→ **ESTRATTO DEL DOCUMENTO**:
┏━━

Voto: 
6.7 / 10
Autore: 
Alessandro Mattedi
Genere: 
Etichetta: 
Autoproduzione
Anno: 
2005
Line-Up: 

- Karin Steneby - voce
- Christian Hörkkö - chitarra, tastiera
- Christian Ricci - basso, pad
- Sylvain Brochard - turntable

Tracklist: 


1. Outside
2. Sparrow
3. Wave of Time
4. Ever
5. My Time
6. Silence
7. Still I Do
8. Tired
9. Ocean

21 Hertz

Ocean of Time

Gli svedesi 21 Hertz si formano a Stoccolma nel 2003 dall'incontro della cantante Karin Steneby, del chitarrista e tastierista Christian Hörkkö, del bassista Christian Ricci e del DJ Sylvain Brochard. Con molta passione scrivono insieme il primo album, dopo diverse demo, entro due anni e lo intitolano Ocean of Time.

I 21 Hertz esplorano il sound oscuro dei Funki Porcini e del Tricky più distaccato, impiegando come collante un campionario effettistico che richiama in più passaggi i Portishead in chiave meno afflitta e più docile (ma sempre malinconica). Il tutto viene filtrato con un'attitudine tendenzialmente da chillout, per ricreare atmosfere morbide, fumose e avvolgenti.

┗━━

→ **DATI FORNITI**:
┏━━

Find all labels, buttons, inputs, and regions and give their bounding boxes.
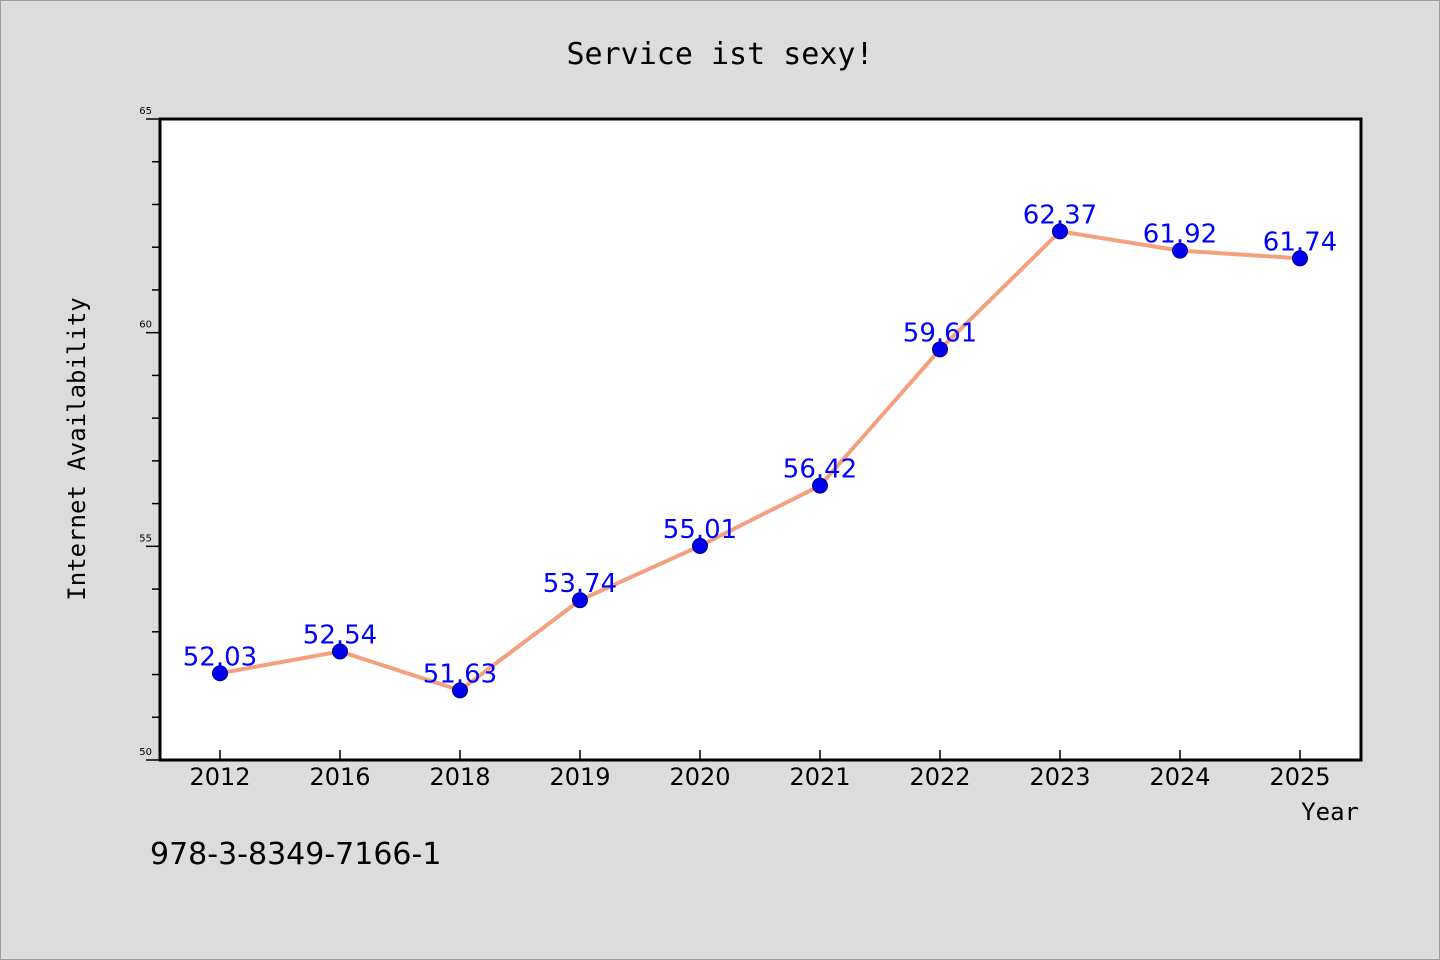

┗━━
┏━━

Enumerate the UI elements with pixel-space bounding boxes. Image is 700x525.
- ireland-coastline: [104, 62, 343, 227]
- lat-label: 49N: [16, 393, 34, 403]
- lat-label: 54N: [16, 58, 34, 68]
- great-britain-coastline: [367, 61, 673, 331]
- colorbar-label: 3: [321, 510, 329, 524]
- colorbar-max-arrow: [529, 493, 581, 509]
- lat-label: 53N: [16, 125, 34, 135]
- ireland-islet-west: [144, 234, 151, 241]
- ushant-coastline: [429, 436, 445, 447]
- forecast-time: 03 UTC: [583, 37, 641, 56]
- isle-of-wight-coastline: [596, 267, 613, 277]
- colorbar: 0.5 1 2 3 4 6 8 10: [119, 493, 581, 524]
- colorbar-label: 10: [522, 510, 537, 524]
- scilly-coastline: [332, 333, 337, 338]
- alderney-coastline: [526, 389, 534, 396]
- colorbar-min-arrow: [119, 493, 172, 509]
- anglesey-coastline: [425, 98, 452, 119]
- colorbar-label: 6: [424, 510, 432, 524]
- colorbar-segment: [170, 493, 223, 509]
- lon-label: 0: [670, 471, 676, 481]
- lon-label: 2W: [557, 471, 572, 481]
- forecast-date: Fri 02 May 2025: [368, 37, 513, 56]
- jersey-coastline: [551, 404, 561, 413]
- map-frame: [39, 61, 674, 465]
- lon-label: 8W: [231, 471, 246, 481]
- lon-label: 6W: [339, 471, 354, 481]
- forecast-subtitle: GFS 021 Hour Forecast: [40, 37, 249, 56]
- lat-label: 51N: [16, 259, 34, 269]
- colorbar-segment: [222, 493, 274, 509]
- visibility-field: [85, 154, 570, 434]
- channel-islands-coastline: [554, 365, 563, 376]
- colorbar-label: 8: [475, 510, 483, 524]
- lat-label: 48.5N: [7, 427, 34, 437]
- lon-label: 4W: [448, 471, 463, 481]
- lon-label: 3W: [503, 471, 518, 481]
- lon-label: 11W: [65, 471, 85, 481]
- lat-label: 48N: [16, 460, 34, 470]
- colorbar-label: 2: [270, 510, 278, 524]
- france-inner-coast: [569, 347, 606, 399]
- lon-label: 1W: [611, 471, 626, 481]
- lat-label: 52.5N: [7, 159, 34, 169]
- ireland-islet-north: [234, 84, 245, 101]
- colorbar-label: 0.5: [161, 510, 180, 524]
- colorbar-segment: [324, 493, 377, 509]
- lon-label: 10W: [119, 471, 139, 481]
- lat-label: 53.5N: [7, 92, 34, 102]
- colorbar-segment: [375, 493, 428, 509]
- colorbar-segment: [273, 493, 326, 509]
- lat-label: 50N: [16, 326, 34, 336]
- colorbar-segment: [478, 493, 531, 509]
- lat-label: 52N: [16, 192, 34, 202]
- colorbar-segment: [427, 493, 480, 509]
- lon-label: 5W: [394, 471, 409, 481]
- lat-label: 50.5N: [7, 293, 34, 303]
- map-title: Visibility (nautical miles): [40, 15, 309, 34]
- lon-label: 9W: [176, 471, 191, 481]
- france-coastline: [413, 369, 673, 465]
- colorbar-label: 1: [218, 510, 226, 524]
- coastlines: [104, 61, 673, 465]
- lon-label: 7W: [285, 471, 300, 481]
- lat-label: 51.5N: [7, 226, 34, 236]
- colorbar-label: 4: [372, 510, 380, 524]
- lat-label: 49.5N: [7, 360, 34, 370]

┗━━

→ **ENUNCIATO DEL PROBLEMA**: Restituisci senza alcuna modifica il passo della recensione dell'album che va da "Gli svedesi 21" a "fumose e avvolgenti.".

→ **ESITO DEL COMPITO**:
Gli svedesi 21 Hertz si formano a Stoccolma nel 2003 dall'incontro della cantante Karin Steneby, del chitarrista e tastierista Christian Hörkkö, del bassista Christian Ricci e del DJ Sylvain Brochard. Con molta passione scrivono insieme il primo album, dopo diverse demo, entro due anni e lo intitolano Ocean of Time.

I 21 Hertz esplorano il sound oscuro dei Funki Porcini e del Tricky più distaccato, impiegando come collante un campionario effettistico che richiama in più passaggi i Portishead in chiave meno afflitta e più docile (ma sempre malinconica). Il tutto viene filtrato con un'attitudine tendenzialmente da chillout, per ricreare atmosfere morbide, fumose e avvolgenti.